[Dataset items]
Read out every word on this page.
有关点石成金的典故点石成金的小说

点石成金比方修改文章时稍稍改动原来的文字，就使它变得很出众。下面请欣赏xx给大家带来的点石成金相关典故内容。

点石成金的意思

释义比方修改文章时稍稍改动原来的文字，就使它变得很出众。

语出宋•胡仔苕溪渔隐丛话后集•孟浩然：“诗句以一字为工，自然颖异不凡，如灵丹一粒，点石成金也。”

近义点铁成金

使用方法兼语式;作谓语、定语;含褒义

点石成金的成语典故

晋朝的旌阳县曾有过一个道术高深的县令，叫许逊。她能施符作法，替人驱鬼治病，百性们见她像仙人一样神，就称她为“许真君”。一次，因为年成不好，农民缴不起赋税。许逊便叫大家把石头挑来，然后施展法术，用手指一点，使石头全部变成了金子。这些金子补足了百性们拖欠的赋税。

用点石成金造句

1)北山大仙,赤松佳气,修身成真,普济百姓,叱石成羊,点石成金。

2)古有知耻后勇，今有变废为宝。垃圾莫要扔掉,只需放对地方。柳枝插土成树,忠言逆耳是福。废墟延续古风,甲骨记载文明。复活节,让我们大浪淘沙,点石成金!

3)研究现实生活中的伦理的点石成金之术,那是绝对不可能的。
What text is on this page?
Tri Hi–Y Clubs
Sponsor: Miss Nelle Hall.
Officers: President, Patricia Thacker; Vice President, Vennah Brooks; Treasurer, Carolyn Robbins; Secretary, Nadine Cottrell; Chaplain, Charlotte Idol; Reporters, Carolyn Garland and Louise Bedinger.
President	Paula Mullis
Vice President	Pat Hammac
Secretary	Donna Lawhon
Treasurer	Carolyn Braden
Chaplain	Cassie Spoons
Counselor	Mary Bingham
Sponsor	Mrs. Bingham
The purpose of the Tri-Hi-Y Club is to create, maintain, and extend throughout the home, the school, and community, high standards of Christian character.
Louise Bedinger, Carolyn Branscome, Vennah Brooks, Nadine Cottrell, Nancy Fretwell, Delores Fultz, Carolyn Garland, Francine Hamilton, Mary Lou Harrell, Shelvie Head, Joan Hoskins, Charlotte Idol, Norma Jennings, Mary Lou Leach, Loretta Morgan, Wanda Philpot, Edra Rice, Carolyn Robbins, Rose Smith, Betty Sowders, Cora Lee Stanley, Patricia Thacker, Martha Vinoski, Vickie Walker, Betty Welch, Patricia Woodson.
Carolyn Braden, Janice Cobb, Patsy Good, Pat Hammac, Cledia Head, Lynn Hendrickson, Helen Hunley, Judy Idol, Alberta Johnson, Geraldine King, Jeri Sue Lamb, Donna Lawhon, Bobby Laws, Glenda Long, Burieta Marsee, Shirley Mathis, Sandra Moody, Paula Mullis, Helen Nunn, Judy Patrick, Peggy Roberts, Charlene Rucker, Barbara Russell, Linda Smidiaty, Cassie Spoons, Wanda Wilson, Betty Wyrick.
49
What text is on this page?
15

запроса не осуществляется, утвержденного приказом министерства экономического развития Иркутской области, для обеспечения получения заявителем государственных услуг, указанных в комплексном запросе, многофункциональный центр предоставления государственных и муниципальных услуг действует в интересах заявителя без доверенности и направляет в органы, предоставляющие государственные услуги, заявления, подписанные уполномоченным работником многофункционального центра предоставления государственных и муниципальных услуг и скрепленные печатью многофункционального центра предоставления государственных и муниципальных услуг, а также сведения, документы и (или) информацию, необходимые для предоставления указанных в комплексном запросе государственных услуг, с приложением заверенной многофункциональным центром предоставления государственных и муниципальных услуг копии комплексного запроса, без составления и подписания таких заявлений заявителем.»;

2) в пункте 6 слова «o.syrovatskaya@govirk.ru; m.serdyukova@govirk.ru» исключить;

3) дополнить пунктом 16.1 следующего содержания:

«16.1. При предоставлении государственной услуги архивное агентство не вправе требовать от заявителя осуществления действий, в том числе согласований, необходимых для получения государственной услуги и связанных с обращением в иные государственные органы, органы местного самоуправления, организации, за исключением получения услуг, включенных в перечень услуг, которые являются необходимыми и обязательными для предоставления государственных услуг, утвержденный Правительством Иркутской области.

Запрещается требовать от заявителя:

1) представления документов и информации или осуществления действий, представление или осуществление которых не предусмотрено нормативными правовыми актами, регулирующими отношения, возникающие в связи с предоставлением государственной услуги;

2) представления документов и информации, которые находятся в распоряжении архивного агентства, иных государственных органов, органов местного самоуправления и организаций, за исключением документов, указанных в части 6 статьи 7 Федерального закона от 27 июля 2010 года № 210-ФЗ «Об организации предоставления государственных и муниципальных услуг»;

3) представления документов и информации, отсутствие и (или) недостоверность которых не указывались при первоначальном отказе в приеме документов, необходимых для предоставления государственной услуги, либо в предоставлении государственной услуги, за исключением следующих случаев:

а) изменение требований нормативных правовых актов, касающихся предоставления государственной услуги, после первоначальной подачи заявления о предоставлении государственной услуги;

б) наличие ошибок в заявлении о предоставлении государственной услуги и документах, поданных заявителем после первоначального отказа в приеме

* **What is being asked**
Print out every record again, exactly and in full.

* **Solution to the exercise**
Read out every word on this page.
有关点石成金的典故点石成金的小说

点石成金比方修改文章时稍稍改动原来的文字，就使它变得很出众。下面请欣赏xx给大家带来的点石成金相关典故内容。

点石成金的意思

释义比方修改文章时稍稍改动原来的文字，就使它变得很出众。

语出宋•胡仔苕溪渔隐丛话后集•孟浩然：“诗句以一字为工，自然颖异不凡，如灵丹一粒，点石成金也。”

近义点铁成金

使用方法兼语式;作谓语、定语;含褒义

点石成金的成语典故

晋朝的旌阳县曾有过一个道术高深的县令，叫许逊。她能施符作法，替人驱鬼治病，百性们见她像仙人一样神，就称她为“许真君”。一次，因为年成不好，农民缴不起赋税。许逊便叫大家把石头挑来，然后施展法术，用手指一点，使石头全部变成了金子。这些金子补足了百性们拖欠的赋税。

用点石成金造句

1)北山大仙,赤松佳气,修身成真,普济百姓,叱石成羊,点石成金。

2)古有知耻后勇，今有变废为宝。垃圾莫要扔掉,只需放对地方。柳枝插土成树,忠言逆耳是福。废墟延续古风,甲骨记载文明。复活节,让我们大浪淘沙,点石成金!

3)研究现实生活中的伦理的点石成金之术,那是绝对不可能的。
What text is on this page?
Tri Hi–Y Clubs
Sponsor: Miss Nelle Hall.
Officers: President, Patricia Thacker; Vice President, Vennah Brooks; Treasurer, Carolyn Robbins; Secretary, Nadine Cottrell; Chaplain, Charlotte Idol; Reporters, Carolyn Garland and Louise Bedinger.
President	Paula Mullis
Vice President	Pat Hammac
Secretary	Donna Lawhon
Treasurer	Carolyn Braden
Chaplain	Cassie Spoons
Counselor	Mary Bingham
Sponsor	Mrs. Bingham
The purpose of the Tri-Hi-Y Club is to create, maintain, and extend throughout the home, the school, and community, high standards of Christian character.
Louise Bedinger, Carolyn Branscome, Vennah Brooks, Nadine Cottrell, Nancy Fretwell, Delores Fultz, Carolyn Garland, Francine Hamilton, Mary Lou Harrell, Shelvie Head, Joan Hoskins, Charlotte Idol, Norma Jennings, Mary Lou Leach, Loretta Morgan, Wanda Philpot, Edra Rice, Carolyn Robbins, Rose Smith, Betty Sowders, Cora Lee Stanley, Patricia Thacker, Martha Vinoski, Vickie Walker, Betty Welch, Patricia Woodson.
Carolyn Braden, Janice Cobb, Patsy Good, Pat Hammac, Cledia Head, Lynn Hendrickson, Helen Hunley, Judy Idol, Alberta Johnson, Geraldine King, Jeri Sue Lamb, Donna Lawhon, Bobby Laws, Glenda Long, Burieta Marsee, Shirley Mathis, Sandra Moody, Paula Mullis, Helen Nunn, Judy Patrick, Peggy Roberts, Charlene Rucker, Barbara Russell, Linda Smidiaty, Cassie Spoons, Wanda Wilson, Betty Wyrick.
49
What text is on this page?
15

запроса не осуществляется, утвержденного приказом министерства экономического развития Иркутской области, для обеспечения получения заявителем государственных услуг, указанных в комплексном запросе, многофункциональный центр предоставления государственных и муниципальных услуг действует в интересах заявителя без доверенности и направляет в органы, предоставляющие государственные услуги, заявления, подписанные уполномоченным работником многофункционального центра предоставления государственных и муниципальных услуг и скрепленные печатью многофункционального центра предоставления государственных и муниципальных услуг, а также сведения, документы и (или) информацию, необходимые для предоставления указанных в комплексном запросе государственных услуг, с приложением заверенной многофункциональным центром предоставления государственных и муниципальных услуг копии комплексного запроса, без составления и подписания таких заявлений заявителем.»;

2) в пункте 6 слова «o.syrovatskaya@govirk.ru; m.serdyukova@govirk.ru» исключить;

3) дополнить пунктом 16.1 следующего содержания:

«16.1. При предоставлении государственной услуги архивное агентство не вправе требовать от заявителя осуществления действий, в том числе согласований, необходимых для получения государственной услуги и связанных с обращением в иные государственные органы, органы местного самоуправления, организации, за исключением получения услуг, включенных в перечень услуг, которые являются необходимыми и обязательными для предоставления государственных услуг, утвержденный Правительством Иркутской области.

Запрещается требовать от заявителя:

1) представления документов и информации или осуществления действий, представление или осуществление которых не предусмотрено нормативными правовыми актами, регулирующими отношения, возникающие в связи с предоставлением государственной услуги;

2) представления документов и информации, которые находятся в распоряжении архивного агентства, иных государственных органов, органов местного самоуправления и организаций, за исключением документов, указанных в части 6 статьи 7 Федерального закона от 27 июля 2010 года № 210-ФЗ «Об организации предоставления государственных и муниципальных услуг»;

3) представления документов и информации, отсутствие и (или) недостоверность которых не указывались при первоначальном отказе в приеме документов, необходимых для предоставления государственной услуги, либо в предоставлении государственной услуги, за исключением следующих случаев:

а) изменение требований нормативных правовых актов, касающихся предоставления государственной услуги, после первоначальной подачи заявления о предоставлении государственной услуги;

б) наличие ошибок в заявлении о предоставлении государственной услуги и документах, поданных заявителем после первоначального отказа в приеме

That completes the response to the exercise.